### The problem
Could you extract every entry below and reproduce it exactly?

Dataset items:
---+---
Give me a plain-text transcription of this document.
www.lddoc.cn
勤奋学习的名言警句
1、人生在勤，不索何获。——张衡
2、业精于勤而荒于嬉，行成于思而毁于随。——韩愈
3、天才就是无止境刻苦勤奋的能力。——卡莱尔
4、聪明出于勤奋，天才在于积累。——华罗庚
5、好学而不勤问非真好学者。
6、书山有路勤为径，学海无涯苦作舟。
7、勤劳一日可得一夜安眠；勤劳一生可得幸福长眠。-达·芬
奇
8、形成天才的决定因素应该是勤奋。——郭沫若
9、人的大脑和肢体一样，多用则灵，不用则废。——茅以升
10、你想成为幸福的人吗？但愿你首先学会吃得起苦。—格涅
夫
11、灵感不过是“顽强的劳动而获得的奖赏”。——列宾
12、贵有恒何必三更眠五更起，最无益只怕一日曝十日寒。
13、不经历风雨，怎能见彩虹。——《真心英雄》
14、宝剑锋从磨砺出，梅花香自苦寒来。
---+---
### Task response
Give me a plain-text transcription of this document.
www.lddoc.cn
勤奋学习的名言警句
1、人生在勤，不索何获。——张衡
2、业精于勤而荒于嬉，行成于思而毁于随。——韩愈
3、天才就是无止境刻苦勤奋的能力。——卡莱尔
4、聪明出于勤奋，天才在于积累。——华罗庚
5、好学而不勤问非真好学者。
6、书山有路勤为径，学海无涯苦作舟。
7、勤劳一日可得一夜安眠；勤劳一生可得幸福长眠。-达·芬
奇
8、形成天才的决定因素应该是勤奋。——郭沫若
9、人的大脑和肢体一样，多用则灵，不用则废。——茅以升
10、你想成为幸福的人吗？但愿你首先学会吃得起苦。—格涅
夫
11、灵感不过是“顽强的劳动而获得的奖赏”。——列宾
12、贵有恒何必三更眠五更起，最无益只怕一日曝十日寒。
13、不经历风雨，怎能见彩虹。——《真心英雄》
14、宝剑锋从磨砺出，梅花香自苦寒来。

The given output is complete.